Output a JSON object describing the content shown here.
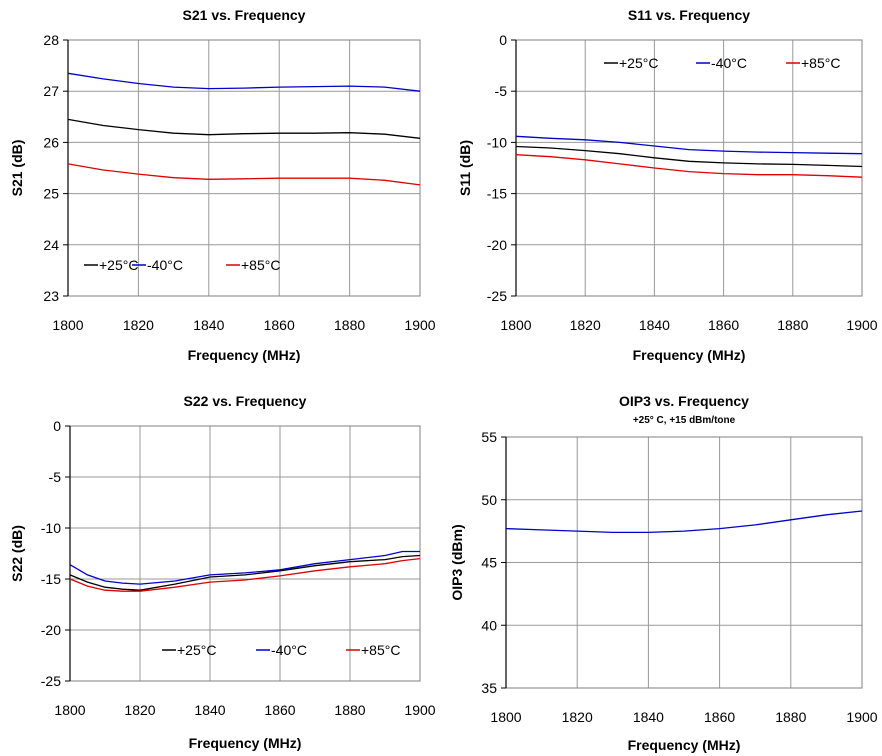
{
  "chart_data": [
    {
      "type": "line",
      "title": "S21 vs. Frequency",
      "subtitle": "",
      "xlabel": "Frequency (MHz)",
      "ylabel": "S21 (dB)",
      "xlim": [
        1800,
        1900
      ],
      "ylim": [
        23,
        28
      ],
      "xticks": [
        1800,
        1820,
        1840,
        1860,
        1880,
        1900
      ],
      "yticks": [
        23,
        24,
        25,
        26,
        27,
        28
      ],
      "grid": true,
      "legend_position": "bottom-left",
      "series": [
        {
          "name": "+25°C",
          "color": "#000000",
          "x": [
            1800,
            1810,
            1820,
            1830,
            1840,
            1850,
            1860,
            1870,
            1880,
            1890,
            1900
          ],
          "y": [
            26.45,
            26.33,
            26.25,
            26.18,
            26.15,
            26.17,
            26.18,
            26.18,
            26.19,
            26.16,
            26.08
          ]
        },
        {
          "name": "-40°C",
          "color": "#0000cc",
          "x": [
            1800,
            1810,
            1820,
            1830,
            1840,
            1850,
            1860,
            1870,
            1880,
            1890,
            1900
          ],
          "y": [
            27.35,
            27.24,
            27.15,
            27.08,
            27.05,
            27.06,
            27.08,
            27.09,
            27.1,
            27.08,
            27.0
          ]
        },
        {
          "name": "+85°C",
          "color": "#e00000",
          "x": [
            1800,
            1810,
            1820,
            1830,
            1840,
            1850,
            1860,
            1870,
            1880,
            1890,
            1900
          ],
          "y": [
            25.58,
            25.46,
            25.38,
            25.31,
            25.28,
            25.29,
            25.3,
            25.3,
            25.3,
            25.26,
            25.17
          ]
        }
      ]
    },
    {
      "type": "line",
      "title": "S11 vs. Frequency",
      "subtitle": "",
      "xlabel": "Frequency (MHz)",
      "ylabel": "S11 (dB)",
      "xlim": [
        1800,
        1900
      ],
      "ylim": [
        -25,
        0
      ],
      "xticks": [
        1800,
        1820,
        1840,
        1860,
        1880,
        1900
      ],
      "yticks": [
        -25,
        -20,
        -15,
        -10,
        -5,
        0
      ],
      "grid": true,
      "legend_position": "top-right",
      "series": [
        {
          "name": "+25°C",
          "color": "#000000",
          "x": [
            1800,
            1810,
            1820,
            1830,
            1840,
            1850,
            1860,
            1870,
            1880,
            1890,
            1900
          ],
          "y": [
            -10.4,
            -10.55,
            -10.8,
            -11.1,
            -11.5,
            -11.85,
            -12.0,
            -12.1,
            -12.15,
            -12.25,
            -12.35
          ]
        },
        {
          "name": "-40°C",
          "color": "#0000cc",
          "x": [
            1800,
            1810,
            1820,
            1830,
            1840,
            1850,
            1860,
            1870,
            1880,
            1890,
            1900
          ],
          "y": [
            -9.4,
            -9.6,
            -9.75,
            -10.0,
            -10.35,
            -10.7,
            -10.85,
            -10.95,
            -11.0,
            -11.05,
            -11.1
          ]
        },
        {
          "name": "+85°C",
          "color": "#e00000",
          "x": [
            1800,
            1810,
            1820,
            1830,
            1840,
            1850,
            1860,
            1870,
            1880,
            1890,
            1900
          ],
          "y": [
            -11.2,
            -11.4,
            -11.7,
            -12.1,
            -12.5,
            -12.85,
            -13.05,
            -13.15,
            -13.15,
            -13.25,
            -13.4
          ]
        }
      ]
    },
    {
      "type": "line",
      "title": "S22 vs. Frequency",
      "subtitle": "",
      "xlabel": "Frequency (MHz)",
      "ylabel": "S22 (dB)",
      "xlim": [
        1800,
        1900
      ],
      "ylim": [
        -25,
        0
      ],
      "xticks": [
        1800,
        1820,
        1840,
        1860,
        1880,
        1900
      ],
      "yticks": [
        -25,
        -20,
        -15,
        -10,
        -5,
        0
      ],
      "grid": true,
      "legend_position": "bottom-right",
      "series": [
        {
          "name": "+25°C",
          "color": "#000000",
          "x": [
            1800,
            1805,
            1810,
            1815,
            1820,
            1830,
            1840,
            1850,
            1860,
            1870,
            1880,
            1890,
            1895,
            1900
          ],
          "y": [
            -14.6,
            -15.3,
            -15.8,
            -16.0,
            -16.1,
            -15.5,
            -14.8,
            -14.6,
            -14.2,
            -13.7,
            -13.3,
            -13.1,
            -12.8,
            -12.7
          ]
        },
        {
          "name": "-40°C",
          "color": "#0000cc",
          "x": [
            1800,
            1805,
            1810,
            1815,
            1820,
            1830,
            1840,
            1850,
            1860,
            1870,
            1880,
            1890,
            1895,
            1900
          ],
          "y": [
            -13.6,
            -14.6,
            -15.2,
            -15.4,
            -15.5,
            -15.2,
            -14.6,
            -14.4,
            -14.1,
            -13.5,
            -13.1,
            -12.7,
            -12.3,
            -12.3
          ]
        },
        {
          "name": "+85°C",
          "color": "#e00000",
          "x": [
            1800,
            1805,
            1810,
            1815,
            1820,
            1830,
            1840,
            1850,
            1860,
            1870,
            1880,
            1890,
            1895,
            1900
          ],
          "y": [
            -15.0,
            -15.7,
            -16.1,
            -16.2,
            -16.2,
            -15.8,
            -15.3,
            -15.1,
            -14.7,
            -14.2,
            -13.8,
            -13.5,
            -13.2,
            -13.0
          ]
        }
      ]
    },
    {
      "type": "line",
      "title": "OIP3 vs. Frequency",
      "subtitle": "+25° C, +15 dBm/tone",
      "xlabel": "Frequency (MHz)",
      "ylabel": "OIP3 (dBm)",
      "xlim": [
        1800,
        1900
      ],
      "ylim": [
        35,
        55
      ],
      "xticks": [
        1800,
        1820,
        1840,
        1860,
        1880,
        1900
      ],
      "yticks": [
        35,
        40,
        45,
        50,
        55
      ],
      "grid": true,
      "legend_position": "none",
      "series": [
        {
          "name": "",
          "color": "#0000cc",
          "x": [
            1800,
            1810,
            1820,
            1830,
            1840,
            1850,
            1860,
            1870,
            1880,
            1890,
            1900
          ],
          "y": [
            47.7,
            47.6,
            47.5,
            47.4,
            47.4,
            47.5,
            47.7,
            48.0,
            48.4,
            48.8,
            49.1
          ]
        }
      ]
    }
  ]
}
—————
* What you have to do: Which lines contain the word "bottom"? Copy each of them.

* Full solution:
      "legend_position": "bottom-left",
      "legend_position": "bottom-right",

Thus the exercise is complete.